--- begin Material to process ---

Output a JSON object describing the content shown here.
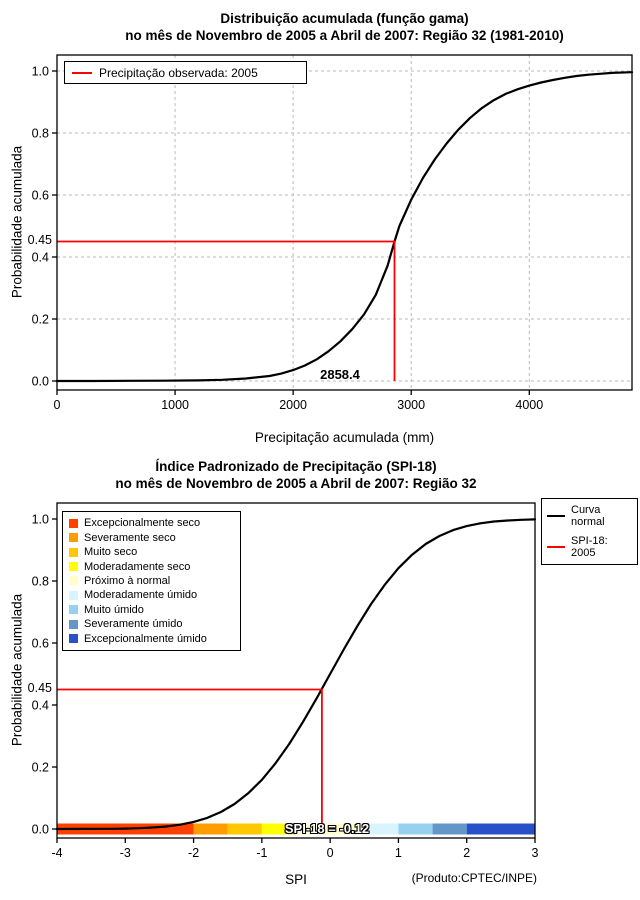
{
  "page": {
    "background": "#FFFFFF"
  },
  "chart_data": [
    {
      "type": "line",
      "title": "Distribuição acumulada (função gama)",
      "subtitle": "no mês de Novembro de 2005 a Abril de 2007: Região 32 (1981-2010)",
      "xlabel": "Precipitação acumulada (mm)",
      "ylabel": "Probabilidade acumulada",
      "xlim": [
        0,
        4870
      ],
      "ylim": [
        0,
        1
      ],
      "grid": true,
      "x_tick_values": [
        0,
        1000,
        2000,
        3000,
        4000
      ],
      "x_ticks": [
        "0",
        "1000",
        "2000",
        "3000",
        "4000"
      ],
      "y_tick_values": [
        0,
        0.2,
        0.4,
        0.6,
        0.8,
        1.0
      ],
      "y_ticks": [
        "0.0",
        "0.2",
        "0.4",
        "0.6",
        "0.8",
        "1.0"
      ],
      "curve_color": "#000000",
      "legend": {
        "position": "top-left",
        "entries": [
          {
            "color": "#FF0000",
            "label": "Precipitação observada: 2005"
          }
        ]
      },
      "annotation": {
        "color": "#FF0000",
        "x": 2858.4,
        "y": 0.45,
        "x_label": "2858.4",
        "y_label": "0.45"
      },
      "curve": [
        [
          0,
          0
        ],
        [
          300,
          0
        ],
        [
          600,
          0.0005
        ],
        [
          900,
          0.001
        ],
        [
          1200,
          0.002
        ],
        [
          1400,
          0.004
        ],
        [
          1600,
          0.008
        ],
        [
          1800,
          0.016
        ],
        [
          1900,
          0.024
        ],
        [
          2000,
          0.035
        ],
        [
          2100,
          0.05
        ],
        [
          2200,
          0.07
        ],
        [
          2300,
          0.096
        ],
        [
          2400,
          0.128
        ],
        [
          2500,
          0.167
        ],
        [
          2600,
          0.215
        ],
        [
          2700,
          0.278
        ],
        [
          2800,
          0.372
        ],
        [
          2858.4,
          0.45
        ],
        [
          2900,
          0.5
        ],
        [
          3000,
          0.585
        ],
        [
          3100,
          0.655
        ],
        [
          3200,
          0.715
        ],
        [
          3300,
          0.766
        ],
        [
          3400,
          0.811
        ],
        [
          3500,
          0.849
        ],
        [
          3600,
          0.881
        ],
        [
          3700,
          0.906
        ],
        [
          3800,
          0.926
        ],
        [
          3900,
          0.941
        ],
        [
          4000,
          0.953
        ],
        [
          4100,
          0.963
        ],
        [
          4200,
          0.971
        ],
        [
          4300,
          0.978
        ],
        [
          4400,
          0.984
        ],
        [
          4500,
          0.988
        ],
        [
          4600,
          0.991
        ],
        [
          4700,
          0.994
        ],
        [
          4870,
          0.996
        ]
      ]
    },
    {
      "type": "line",
      "title": "Índice Padronizado de Precipitação (SPI-18)",
      "subtitle": "no mês de Novembro de 2005 a Abril de 2007: Região 32",
      "xlabel": "SPI",
      "ylabel": "Probabilidade acumulada",
      "xlim": [
        -4,
        3
      ],
      "ylim": [
        0,
        1
      ],
      "grid": false,
      "x_tick_values": [
        -4,
        -3,
        -2,
        -1,
        0,
        1,
        2,
        3
      ],
      "x_ticks": [
        "-4",
        "-3",
        "-2",
        "-1",
        "0",
        "1",
        "2",
        "3"
      ],
      "y_tick_values": [
        0,
        0.2,
        0.4,
        0.6,
        0.8,
        1.0
      ],
      "y_ticks": [
        "0.0",
        "0.2",
        "0.4",
        "0.6",
        "0.8",
        "1.0"
      ],
      "curve_color": "#000000",
      "annotation": {
        "color": "#FF0000",
        "x": -0.12,
        "y": 0.45,
        "y_label": "0.45"
      },
      "bar_label": "SPI-18 = -0.12",
      "credit": "(Produto:CPTEC/INPE)",
      "categories": [
        {
          "label": "Excepcionalmente seco",
          "color": "#FF4000"
        },
        {
          "label": "Severamente seco",
          "color": "#FF9C00"
        },
        {
          "label": "Muito seco",
          "color": "#FFC800"
        },
        {
          "label": "Moderadamente seco",
          "color": "#FFFF00"
        },
        {
          "label": "Próximo à normal",
          "color": "#FFFFC8"
        },
        {
          "label": "Moderadamente úmido",
          "color": "#D8F4FF"
        },
        {
          "label": "Muito úmido",
          "color": "#96D2F0"
        },
        {
          "label": "Severamente úmido",
          "color": "#6496C8"
        },
        {
          "label": "Excepcionalmente úmido",
          "color": "#2850C8"
        }
      ],
      "curve_legend": [
        {
          "label": "Curva\nnormal",
          "color": "#000000"
        },
        {
          "label": "SPI-18: 2005",
          "color": "#FF0000"
        }
      ],
      "color_bar": {
        "segments": [
          {
            "from": -4,
            "to": -2,
            "color": "#FF4000"
          },
          {
            "from": -2,
            "to": -1.5,
            "color": "#FF9C00"
          },
          {
            "from": -1.5,
            "to": -1,
            "color": "#FFC800"
          },
          {
            "from": -1,
            "to": -0.5,
            "color": "#FFFF00"
          },
          {
            "from": -0.5,
            "to": 0.5,
            "color": "#FFFFC8"
          },
          {
            "from": 0.5,
            "to": 1,
            "color": "#D8F4FF"
          },
          {
            "from": 1,
            "to": 1.5,
            "color": "#96D2F0"
          },
          {
            "from": 1.5,
            "to": 2,
            "color": "#6496C8"
          },
          {
            "from": 2,
            "to": 3,
            "color": "#2850C8"
          }
        ]
      },
      "curve": [
        [
          -4,
          0.0001
        ],
        [
          -3.6,
          0.0002
        ],
        [
          -3.2,
          0.0007
        ],
        [
          -3,
          0.0013
        ],
        [
          -2.8,
          0.0026
        ],
        [
          -2.6,
          0.0047
        ],
        [
          -2.4,
          0.0082
        ],
        [
          -2.2,
          0.0139
        ],
        [
          -2,
          0.0228
        ],
        [
          -1.8,
          0.0359
        ],
        [
          -1.6,
          0.0548
        ],
        [
          -1.4,
          0.0808
        ],
        [
          -1.2,
          0.1151
        ],
        [
          -1,
          0.1587
        ],
        [
          -0.8,
          0.2119
        ],
        [
          -0.6,
          0.2743
        ],
        [
          -0.4,
          0.3446
        ],
        [
          -0.2,
          0.4207
        ],
        [
          -0.12,
          0.4522
        ],
        [
          0,
          0.5
        ],
        [
          0.2,
          0.5793
        ],
        [
          0.4,
          0.6554
        ],
        [
          0.6,
          0.7257
        ],
        [
          0.8,
          0.7881
        ],
        [
          1,
          0.8413
        ],
        [
          1.2,
          0.8849
        ],
        [
          1.4,
          0.9192
        ],
        [
          1.6,
          0.9452
        ],
        [
          1.8,
          0.9641
        ],
        [
          2,
          0.9772
        ],
        [
          2.2,
          0.9861
        ],
        [
          2.4,
          0.9918
        ],
        [
          2.6,
          0.9953
        ],
        [
          2.8,
          0.9974
        ],
        [
          3,
          0.9987
        ]
      ]
    }
  ]
}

--- end Material to process ---

=== Task instructions ===
Your copy of the data should match it exactly, except that pictures are left out.

=== Expected answer ===
Output a JSON object describing the content shown here.
{
  "page": {
    "background": "#FFFFFF"
  },
  "chart_data": [
    {
      "type": "line",
      "title": "Distribuição acumulada (função gama)",
      "subtitle": "no mês de Novembro de 2005 a Abril de 2007: Região 32 (1981-2010)",
      "xlabel": "Precipitação acumulada (mm)",
      "ylabel": "Probabilidade acumulada",
      "xlim": [
        0,
        4870
      ],
      "ylim": [
        0,
        1
      ],
      "grid": true,
      "x_tick_values": [
        0,
        1000,
        2000,
        3000,
        4000
      ],
      "x_ticks": [
        "0",
        "1000",
        "2000",
        "3000",
        "4000"
      ],
      "y_tick_values": [
        0,
        0.2,
        0.4,
        0.6,
        0.8,
        1.0
      ],
      "y_ticks": [
        "0.0",
        "0.2",
        "0.4",
        "0.6",
        "0.8",
        "1.0"
      ],
      "curve_color": "#000000",
      "legend": {
        "position": "top-left",
        "entries": [
          {
            "color": "#FF0000",
            "label": "Precipitação observada: 2005"
          }
        ]
      },
      "annotation": {
        "color": "#FF0000",
        "x": 2858.4,
        "y": 0.45,
        "x_label": "2858.4",
        "y_label": "0.45"
      },
      "curve": [
        [
          0,
          0
        ],
        [
          300,
          0
        ],
        [
          600,
          0.0005
        ],
        [
          900,
          0.001
        ],
        [
          1200,
          0.002
        ],
        [
          1400,
          0.004
        ],
        [
          1600,
          0.008
        ],
        [
          1800,
          0.016
        ],
        [
          1900,
          0.024
        ],
        [
          2000,
          0.035
        ],
        [
          2100,
          0.05
        ],
        [
          2200,
          0.07
        ],
        [
          2300,
          0.096
        ],
        [
          2400,
          0.128
        ],
        [
          2500,
          0.167
        ],
        [
          2600,
          0.215
        ],
        [
          2700,
          0.278
        ],
        [
          2800,
          0.372
        ],
        [
          2858.4,
          0.45
        ],
        [
          2900,
          0.5
        ],
        [
          3000,
          0.585
        ],
        [
          3100,
          0.655
        ],
        [
          3200,
          0.715
        ],
        [
          3300,
          0.766
        ],
        [
          3400,
          0.811
        ],
        [
          3500,
          0.849
        ],
        [
          3600,
          0.881
        ],
        [
          3700,
          0.906
        ],
        [
          3800,
          0.926
        ],
        [
          3900,
          0.941
        ],
        [
          4000,
          0.953
        ],
        [
          4100,
          0.963
        ],
        [
          4200,
          0.971
        ],
        [
          4300,
          0.978
        ],
        [
          4400,
          0.984
        ],
        [
          4500,
          0.988
        ],
        [
          4600,
          0.991
        ],
        [
          4700,
          0.994
        ],
        [
          4870,
          0.996
        ]
      ]
    },
    {
      "type": "line",
      "title": "Índice Padronizado de Precipitação (SPI-18)",
      "subtitle": "no mês de Novembro de 2005 a Abril de 2007: Região 32",
      "xlabel": "SPI",
      "ylabel": "Probabilidade acumulada",
      "xlim": [
        -4,
        3
      ],
      "ylim": [
        0,
        1
      ],
      "grid": false,
      "x_tick_values": [
        -4,
        -3,
        -2,
        -1,
        0,
        1,
        2,
        3
      ],
      "x_ticks": [
        "-4",
        "-3",
        "-2",
        "-1",
        "0",
        "1",
        "2",
        "3"
      ],
      "y_tick_values": [
        0,
        0.2,
        0.4,
        0.6,
        0.8,
        1.0
      ],
      "y_ticks": [
        "0.0",
        "0.2",
        "0.4",
        "0.6",
        "0.8",
        "1.0"
      ],
      "curve_color": "#000000",
      "annotation": {
        "color": "#FF0000",
        "x": -0.12,
        "y": 0.45,
        "y_label": "0.45"
      },
      "bar_label": "SPI-18 = -0.12",
      "credit": "(Produto:CPTEC/INPE)",
      "categories": [
        {
          "label": "Excepcionalmente seco",
          "color": "#FF4000"
        },
        {
          "label": "Severamente seco",
          "color": "#FF9C00"
        },
        {
          "label": "Muito seco",
          "color": "#FFC800"
        },
        {
          "label": "Moderadamente seco",
          "color": "#FFFF00"
        },
        {
          "label": "Próximo à normal",
          "color": "#FFFFC8"
        },
        {
          "label": "Moderadamente úmido",
          "color": "#D8F4FF"
        },
        {
          "label": "Muito úmido",
          "color": "#96D2F0"
        },
        {
          "label": "Severamente úmido",
          "color": "#6496C8"
        },
        {
          "label": "Excepcionalmente úmido",
          "color": "#2850C8"
        }
      ],
      "curve_legend": [
        {
          "label": "Curva\nnormal",
          "color": "#000000"
        },
        {
          "label": "SPI-18: 2005",
          "color": "#FF0000"
        }
      ],
      "color_bar": {
        "segments": [
          {
            "from": -4,
            "to": -2,
            "color": "#FF4000"
          },
          {
            "from": -2,
            "to": -1.5,
            "color": "#FF9C00"
          },
          {
            "from": -1.5,
            "to": -1,
            "color": "#FFC800"
          },
          {
            "from": -1,
            "to": -0.5,
            "color": "#FFFF00"
          },
          {
            "from": -0.5,
            "to": 0.5,
            "color": "#FFFFC8"
          },
          {
            "from": 0.5,
            "to": 1,
            "color": "#D8F4FF"
          },
          {
            "from": 1,
            "to": 1.5,
            "color": "#96D2F0"
          },
          {
            "from": 1.5,
            "to": 2,
            "color": "#6496C8"
          },
          {
            "from": 2,
            "to": 3,
            "color": "#2850C8"
          }
        ]
      },
      "curve": [
        [
          -4,
          0.0001
        ],
        [
          -3.6,
          0.0002
        ],
        [
          -3.2,
          0.0007
        ],
        [
          -3,
          0.0013
        ],
        [
          -2.8,
          0.0026
        ],
        [
          -2.6,
          0.0047
        ],
        [
          -2.4,
          0.0082
        ],
        [
          -2.2,
          0.0139
        ],
        [
          -2,
          0.0228
        ],
        [
          -1.8,
          0.0359
        ],
        [
          -1.6,
          0.0548
        ],
        [
          -1.4,
          0.0808
        ],
        [
          -1.2,
          0.1151
        ],
        [
          -1,
          0.1587
        ],
        [
          -0.8,
          0.2119
        ],
        [
          -0.6,
          0.2743
        ],
        [
          -0.4,
          0.3446
        ],
        [
          -0.2,
          0.4207
        ],
        [
          -0.12,
          0.4522
        ],
        [
          0,
          0.5
        ],
        [
          0.2,
          0.5793
        ],
        [
          0.4,
          0.6554
        ],
        [
          0.6,
          0.7257
        ],
        [
          0.8,
          0.7881
        ],
        [
          1,
          0.8413
        ],
        [
          1.2,
          0.8849
        ],
        [
          1.4,
          0.9192
        ],
        [
          1.6,
          0.9452
        ],
        [
          1.8,
          0.9641
        ],
        [
          2,
          0.9772
        ],
        [
          2.2,
          0.9861
        ],
        [
          2.4,
          0.9918
        ],
        [
          2.6,
          0.9953
        ],
        [
          2.8,
          0.9974
        ],
        [
          3,
          0.9987
        ]
      ]
    }
  ]
}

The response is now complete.